### What is asked
Identify every line containing the word "إسناده" and reproduce each one.

[Collection entries]
- - - - -

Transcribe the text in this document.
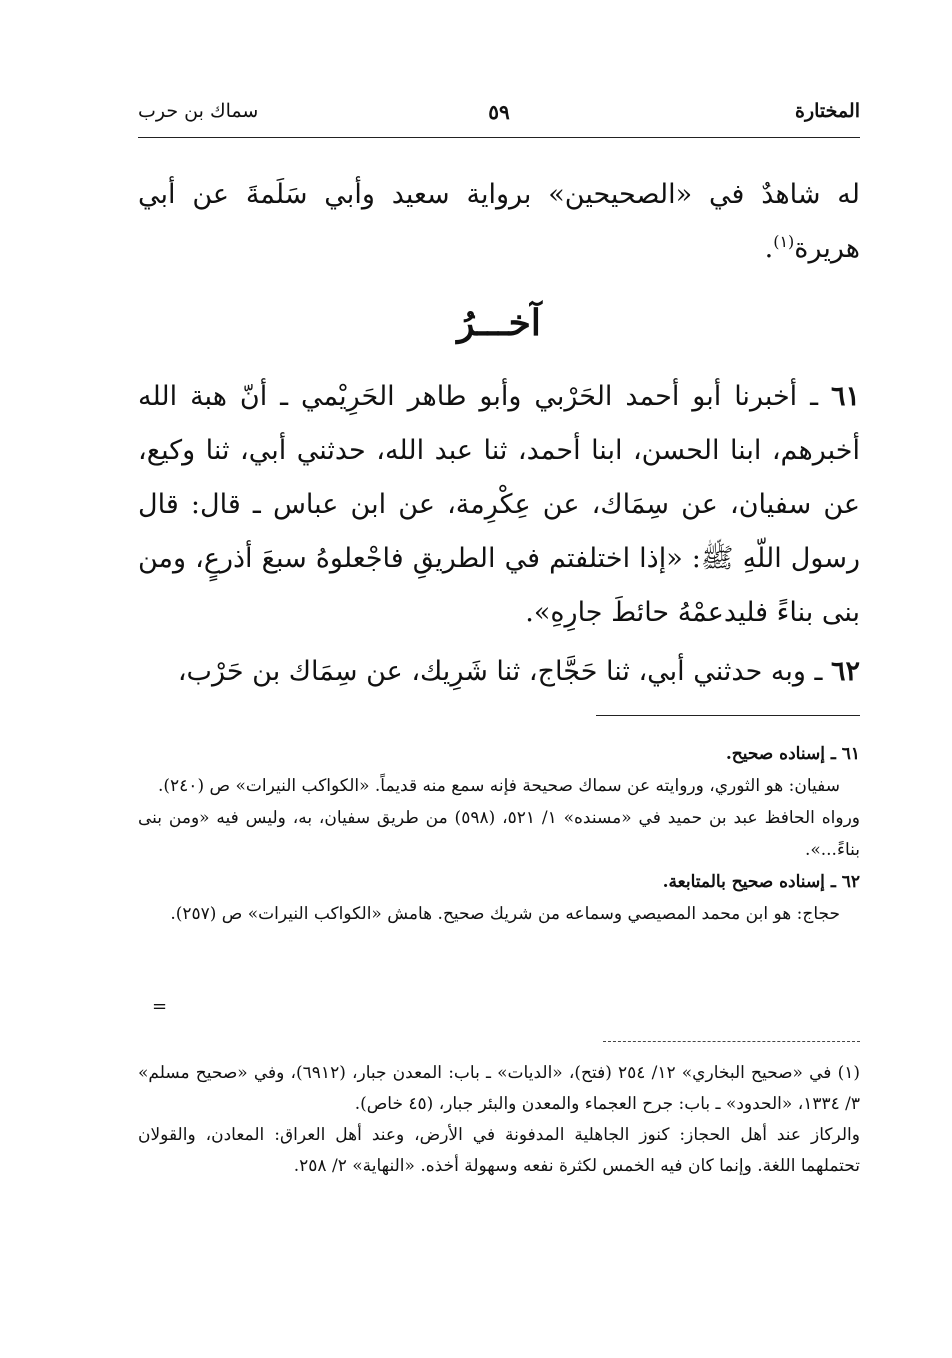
المختارة
٥٩
سماك بن حرب
له شاهدٌ في «الصحيحين» برواية سعيد وأبي سَلَمةَ عن أبي هريرة$^{(١)}$.
آخـــرُ
٦١ ـ أخبرنا أبو أحمد الحَرْبي وأبو طاهر الحَرِيْمي ـ أنّ هبة الله أخبرهم، ابنا الحسن، ابنا أحمد، ثنا عبد الله، حدثني أبي، ثنا وكيع، عن سفيان، عن سِمَاك، عن عِكْرِمة، عن ابن عباس ـ قال: قال رسول اللّهِ ﷺ: «إذا اختلفتم في الطريقِ فاجْعلوهُ سبعَ أذرعٍ، ومن بنى بناءً فليدعمْهُ حائطَ جارِهِ».
٦٢ ـ وبه حدثني أبي، ثنا حَجَّاج، ثنا شَرِيك، عن سِمَاك بن حَرْب،
٦١ ـ إسناده صحيح.
سفيان: هو الثوري، وروايته عن سماك صحيحة فإنه سمع منه قديماً. «الكواكب النيرات» ص (٢٤٠).
ورواه الحافظ عبد بن حميد في «مسنده» ١/ ٥٢١، (٥٩٨) من طريق سفيان، به، وليس فيه «ومن بنى بناءً...».
٦٢ ـ إسناده صحيح بالمتابعة.
حجاج: هو ابن محمد المصيصي وسماعه من شريك صحيح. هامش «الكواكب النيرات» ص (٢٥٧).
=
(١) في «صحيح البخاري» ١٢/ ٢٥٤ (فتح)، «الديات» ـ باب: المعدن جبار، (٦٩١٢)، وفي «صحيح مسلم» ٣/ ١٣٣٤، «الحدود» ـ باب: جرح العجماء والمعدن والبئر جبار، (٤٥ خاص).
والركاز عند أهل الحجاز: كنوز الجاهلية المدفونة في الأرض، وعند أهل العراق: المعادن، والقولان تحتملهما اللغة. وإنما كان فيه الخمس لكثرة نفعه وسهولة أخذه. «النهاية» ٢/ ٢٥٨.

- - - - -

### Solution to this task
٦١ ـ إسناده صحيح.
٦٢ ـ إسناده صحيح بالمتابعة.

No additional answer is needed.